* **Task goal**: Within the listing below, locate all lines containing the word "this". Copy each one.

%%

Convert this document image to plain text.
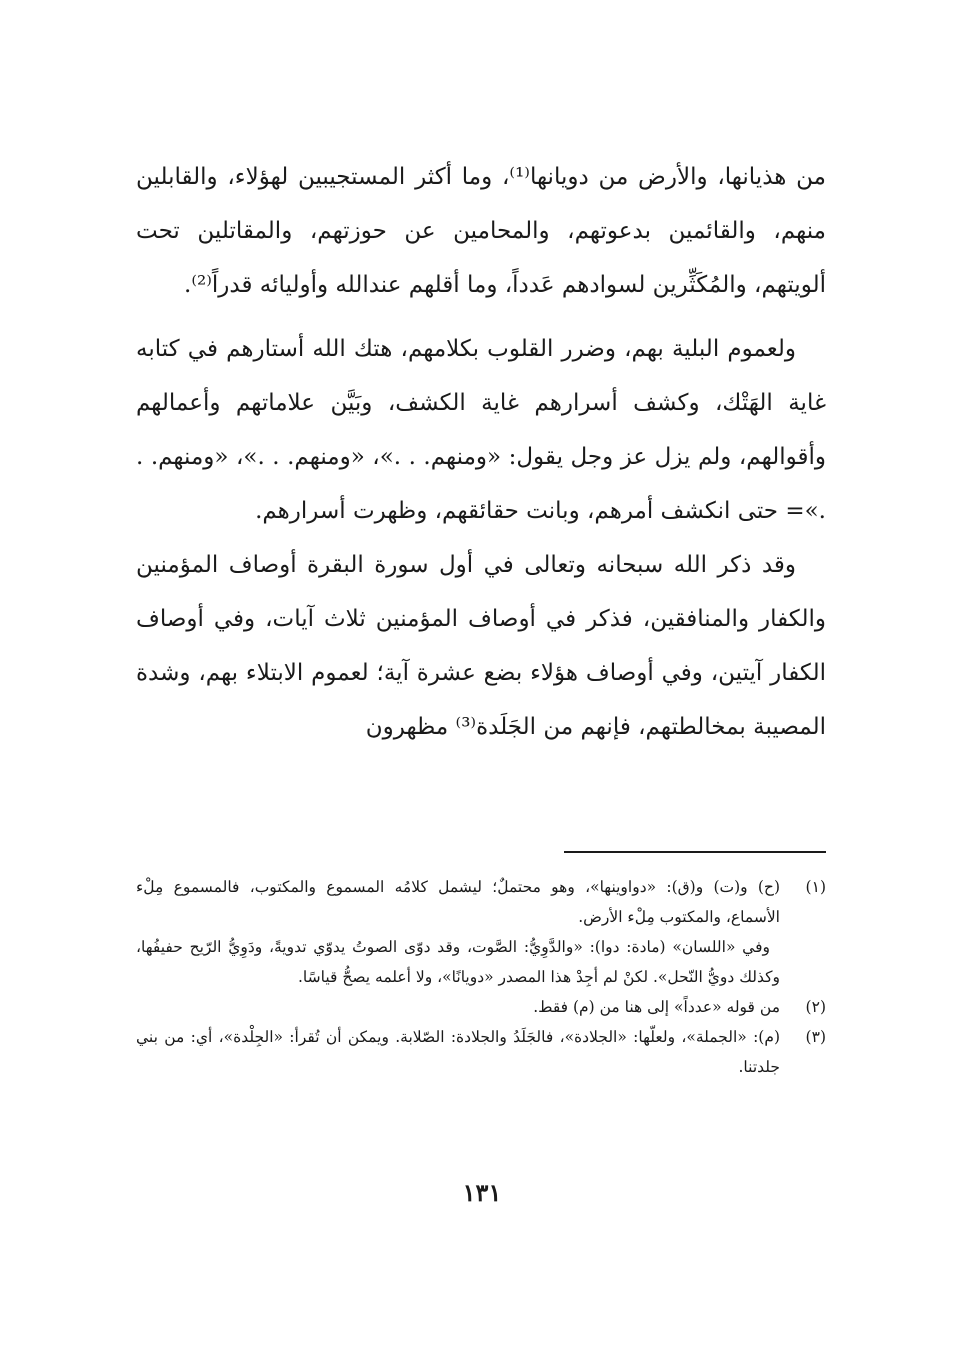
من هذيانها، والأرض من دويانها⁽¹⁾، وما أكثر المستجيبين لهؤلاء، والقابلين منهم، والقائمين بدعوتهم، والمحامين عن حوزتهم، والمقاتلين تحت ألويتهم، والمُكَثِّرين لسوادهم عَدداً، وما أقلهم عندالله وأوليائه قدراً⁽²⁾.

ولعموم البلية بهم، وضرر القلوب بكلامهم، هتك الله أستارهم في كتابه غاية الهَتْك، وكشف أسرارهم غاية الكشف، وبَيَّن علاماتهم وأعمالهم وأقوالهم، ولم يزل عز وجل يقول: «ومنهم. . .»، «ومنهم. . .»، «ومنهم. . .»= حتى انكشف أمرهم، وبانت حقائقهم، وظهرت أسرارهم.

وقد ذكر الله سبحانه وتعالى في أول سورة البقرة أوصاف المؤمنين والكفار والمنافقين، فذكر في أوصاف المؤمنين ثلاث آيات، وفي أوصاف الكفار آيتين، وفي أوصاف هؤلاء بضع عشرة آية؛ لعموم الابتلاء بهم، وشدة المصيبة بمخالطتهم، فإنهم من الجَلَدة⁽³⁾ مظهرون

(١)

(ح) و(ت) و(ق): «دواوينها»، وهو محتملٌ؛ ليشمل كلامُه المسموع والمكتوب، فالمسموع مِلْء الأسماع، والمكتوب مِلْء الأرض.

وفي «اللسان» (مادة: دوا): «والدَّوِيُّ: الصَّوت، وقد دوّى الصوتُ يدوّي تدويةً، ودَوِيُّ الرّيح حفيفُها، وكذلك دويُّ النّحل». لكنْ لم أجِدْ هذا المصدر «دويانًا»، ولا أعلمه يصحُّ قياسًا.

(٢)

من قوله «عدداً» إلى هنا من (م) فقط.

(٣)

(م): «الجملة»، ولعلّها: «الجلادة»، فالجَلَدُ والجلادة: الصّلابة. ويمكن أن تُقرأ: «الجِلْدة»، أي: من بني جلدتنا.

١٣١
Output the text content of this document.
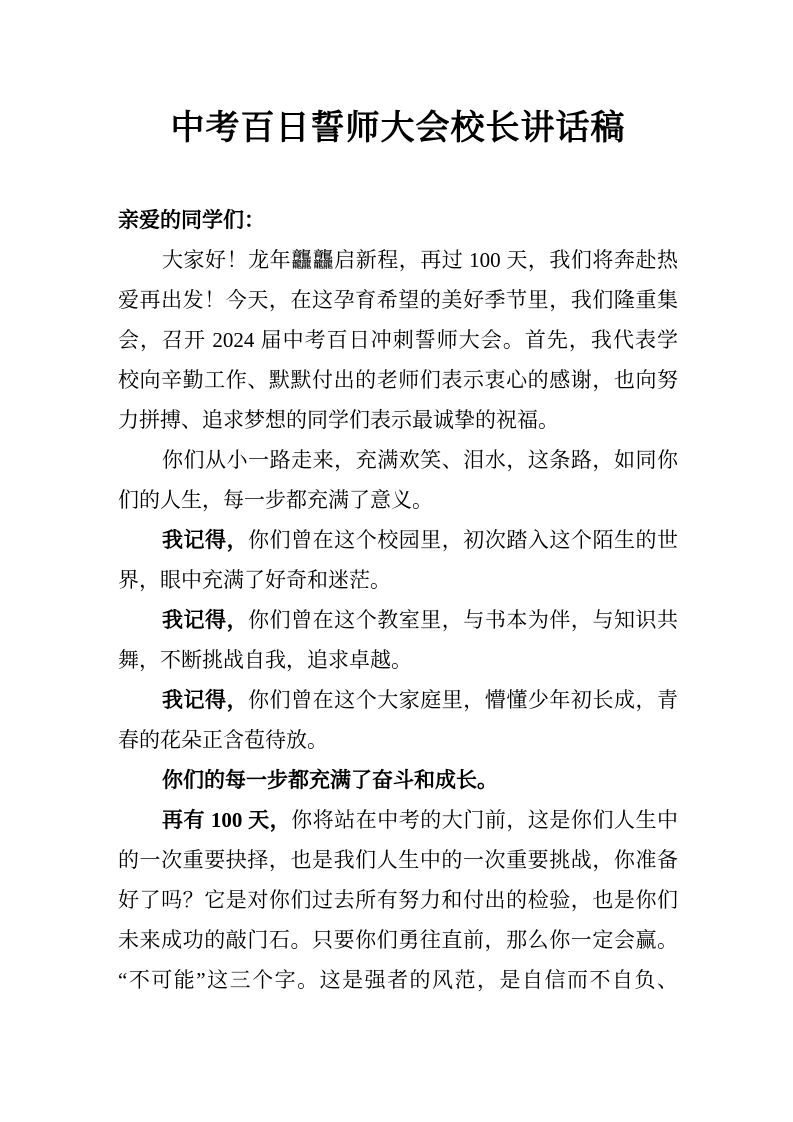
中考百日誓师大会校长讲话稿
亲爱的同学们：
大家好！龙年龘龘启新程，再过 100 天，我们将奔赴热
爱再出发！今天，在这孕育希望的美好季节里，我们隆重集
会，召开 2024 届中考百日冲刺誓师大会。首先，我代表学
校向辛勤工作、默默付出的老师们表示衷心的感谢，也向努
力拼搏、追求梦想的同学们表示最诚挚的祝福。
你们从小一路走来，充满欢笑、泪水，这条路，如同你
们的人生，每一步都充满了意义。
我记得，你们曾在这个校园里，初次踏入这个陌生的世
界，眼中充满了好奇和迷茫。
我记得，你们曾在这个教室里，与书本为伴，与知识共
舞，不断挑战自我，追求卓越。
我记得，你们曾在这个大家庭里，懵懂少年初长成，青
春的花朵正含苞待放。
你们的每一步都充满了奋斗和成长。
再有 100 天，你将站在中考的大门前，这是你们人生中
的一次重要抉择，也是我们人生中的一次重要挑战，你准备
好了吗？它是对你们过去所有努力和付出的检验，也是你们
未来成功的敲门石。只要你们勇往直前，那么你一定会赢。
“不可能”这三个字。这是强者的风范，是自信而不自负、
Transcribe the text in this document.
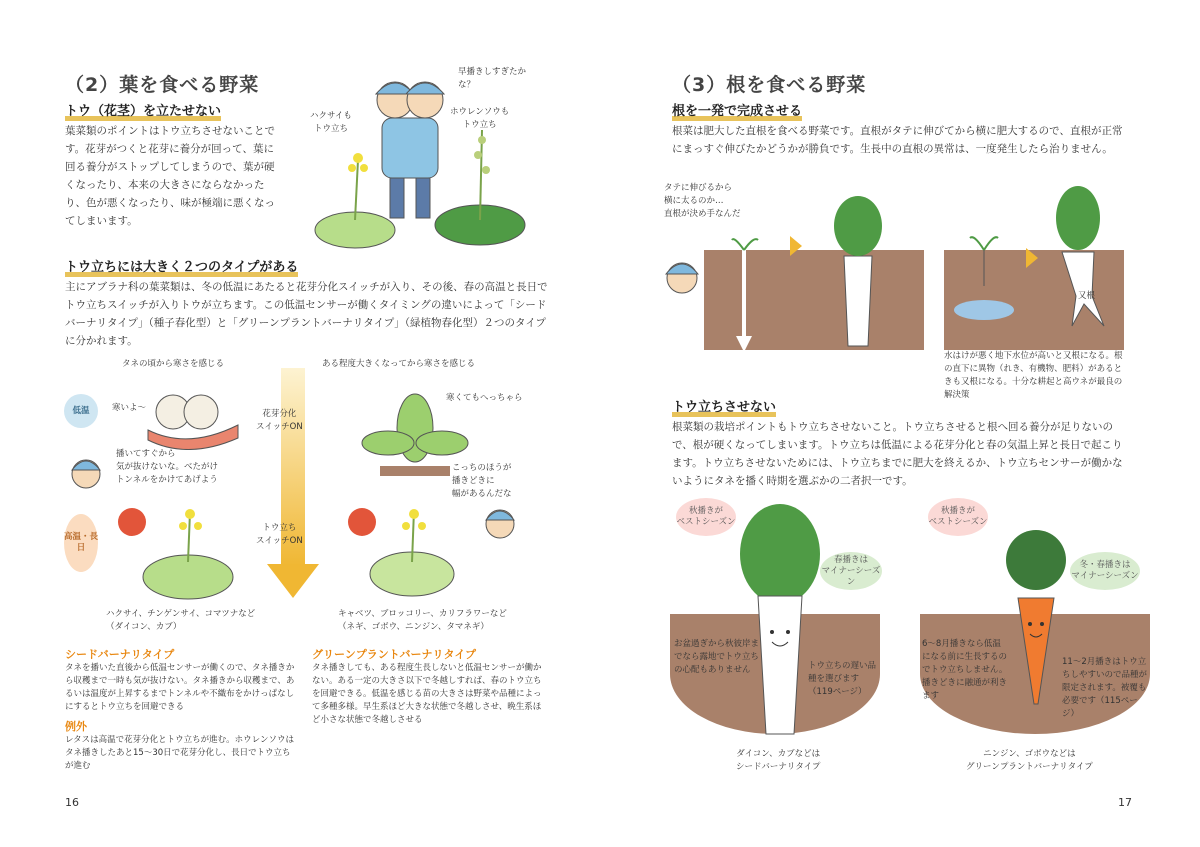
（2）葉を食べる野菜
トウ（花茎）を立たせない
葉菜類のポイントはトウ立ちさせないことです。花芽がつくと花芽に養分が回って、葉に回る養分がストップしてしまうので、葉が硬くなったり、本来の大きさにならなかったり、色が悪くなったり、味が極端に悪くなってしまいます。
早播きしすぎたかな？
ハクサイも
トウ立ち
ホウレンソウも
トウ立ち
トウ立ちには大きく２つのタイプがある
主にアブラナ科の葉菜類は、冬の低温にあたると花芽分化スイッチが入り、その後、春の高温と長日でトウ立ちスイッチが入りトウが立ちます。この低温センサーが働くタイミングの違いによって「シードバーナリタイプ」（種子春化型）と「グリーンプラントバーナリタイプ」（緑植物春化型）２つのタイプに分かれます。
タネの頃から寒さを感じる	ある程度大きくなってから寒さを感じる
低温
高温・長日
花芽分化
スイッチON
トウ立ち
スイッチON
寒いよ～
播いてすぐから
気が抜けないな。べたがけ
トンネルをかけてあげよう
寒くてもへっちゃら
こっちのほうが
播きどきに
幅があるんだな
ハクサイ、チンゲンサイ、コマツナなど
（ダイコン、カブ）
キャベツ、ブロッコリー、カリフラワーなど
（ネギ、ゴボウ、ニンジン、タマネギ）
シードバーナリタイプ
タネを播いた直後から低温センサーが働くので、タネ播きから収穫まで一時も気が抜けない。タネ播きから収穫まで、あるいは温度が上昇するまでトンネルや不織布をかけっぱなしにするとトウ立ちを回避できる
例外
レタスは高温で花芽分化とトウ立ちが進む。ホウレンソウはタネ播きしたあと15～30日で花芽分化し、長日でトウ立ちが進む
グリーンプラントバーナリタイプ
タネ播きしても、ある程度生長しないと低温センサーが働かない。ある一定の大きさ以下で冬越しすれば、春のトウ立ちを回避できる。低温を感じる苗の大きさは野菜や品種によって多種多様。早生系ほど大きな状態で冬越しさせ、晩生系ほど小さな状態で冬越しさせる
16
（3）根を食べる野菜
根を一発で完成させる
根菜は肥大した直根を食べる野菜です。直根がタテに伸びてから横に肥大するので、直根が正常にまっすぐ伸びたかどうかが勝負です。生長中の直根の異常は、一度発生したら治りません。
タテに伸びるから
横に太るのか…
直根が決め手なんだ
又根
水はけが悪く地下水位が高いと又根になる。根の直下に異物（れき、有機物、肥料）があるときも又根になる。十分な耕起と高ウネが最良の解決策
トウ立ちさせない
根菜類の栽培ポイントもトウ立ちさせないこと。トウ立ちさせると根へ回る養分が足りないので、根が硬くなってしまいます。トウ立ちは低温による花芽分化と春の気温上昇と長日で起こります。トウ立ちさせないためには、トウ立ちまでに肥大を終えるか、トウ立ちセンサーが働かないようにタネを播く時期を選ぶかの二者択一です。
秋播きが
ベストシーズン
春播きは
マイナーシーズン
お盆過ぎから秋彼岸までなら露地でトウ立ちの心配もありません	トウ立ちの遅い品種を選びます（119ページ）
ダイコン、カブなどは
シードバーナリタイプ
秋播きが
ベストシーズン
冬・春播きは
マイナーシーズン
6～8月播きなら低温になる前に生長するのでトウ立ちしません。播きどきに融通が利きます
11～2月播きはトウ立ちしやすいので品種が限定されます。被覆も必要です（115ページ）
ニンジン、ゴボウなどは
グリーンプラントバーナリタイプ
17
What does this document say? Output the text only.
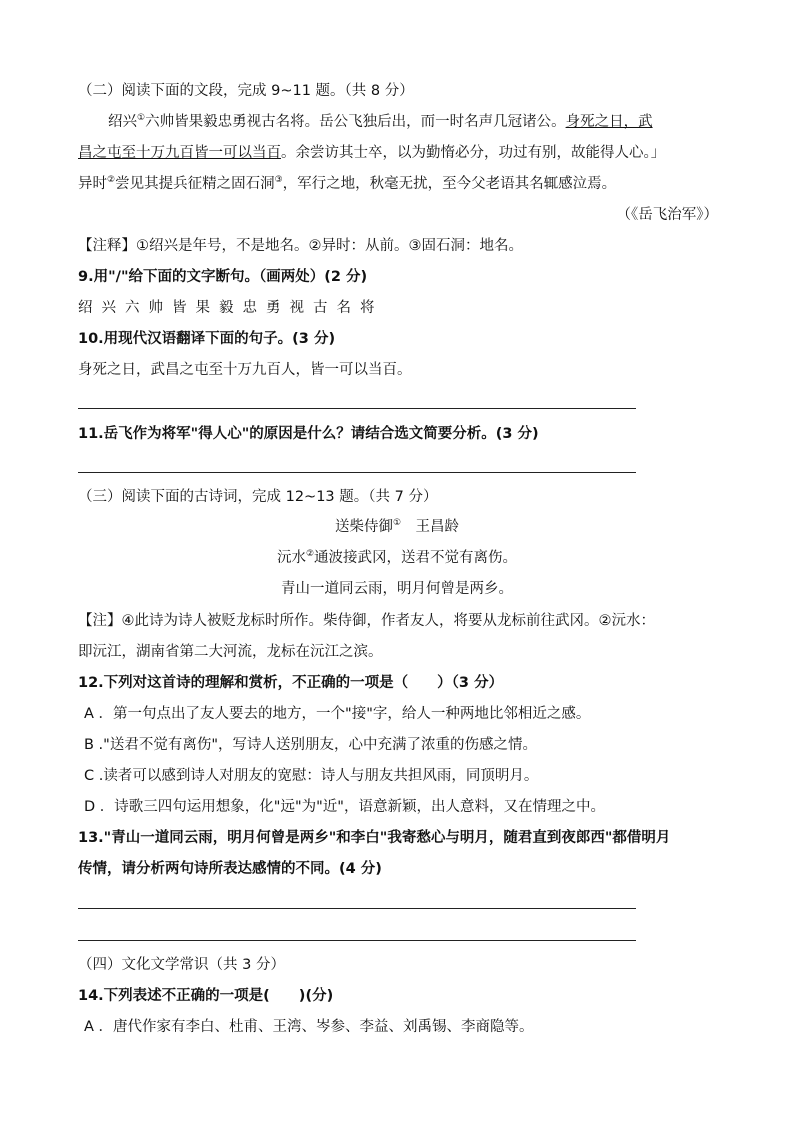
（二）阅读下面的文段，完成 9~11 题。（共 8 分）
绍兴①六帅皆果毅忠勇视古名将。岳公飞独后出，而一时名声几冠诸公。身死之日，武
昌之屯至十万九百皆一可以当百。余尝访其士卒，以为勤惰必分，功过有别，故能得人心。」
异时②尝见其提兵征精之固石洞③，军行之地，秋毫无扰，至今父老语其名辄感泣焉。
（《岳飞治军》）
【注释】①绍兴是年号，不是地名。②异时：从前。③固石洞：地名。
9.用"/"给下面的文字断句。（画两处）(2 分)
绍兴六帅皆果毅忠勇视古名将
10.用现代汉语翻译下面的句子。(3 分)
身死之日，武昌之屯至十万九百人，皆一可以当百。
11.岳飞作为将军"得人心"的原因是什么？请结合选文简要分析。(3 分)
（三）阅读下面的古诗词，完成 12~13 题。（共 7 分）
送柴侍御①　 王昌龄
沅水②通波接武冈，送君不觉有离伤。
青山一道同云雨，明月何曾是两乡。
【注】④此诗为诗人被贬龙标时所作。柴侍御，作者友人，将要从龙标前往武冈。②沅水：
即沅江，湖南省第二大河流，龙标在沅江之滨。
12.下列对这首诗的理解和赏析，不正确的一项是（　　）（3 分）
A ．第一句点出了友人要去的地方，一个"接"字，给人一种两地比邻相近之感。
B ."送君不觉有离伤"，写诗人送别朋友，心中充满了浓重的伤感之情。
C .读者可以感到诗人对朋友的宽慰：诗人与朋友共担风雨，同顶明月。
D ．诗歌三四句运用想象，化"远"为"近"，语意新颖，出人意料，又在情理之中。
13."青山一道同云雨，明月何曾是两乡"和李白"我寄愁心与明月，随君直到夜郎西"都借明月
传情，请分析两句诗所表达感情的不同。(4 分)
（四）文化文学常识（共 3 分）
14.下列表述不正确的一项是(　　)(分)
A ．唐代作家有李白、杜甫、王湾、岑参、李益、刘禹锡、李商隐等。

%%

* **Answer to the problem**:
Convert this document image to plain text.
Output the text content of this document.
Transcribe the text in this document.
What does this document say? Output the text only.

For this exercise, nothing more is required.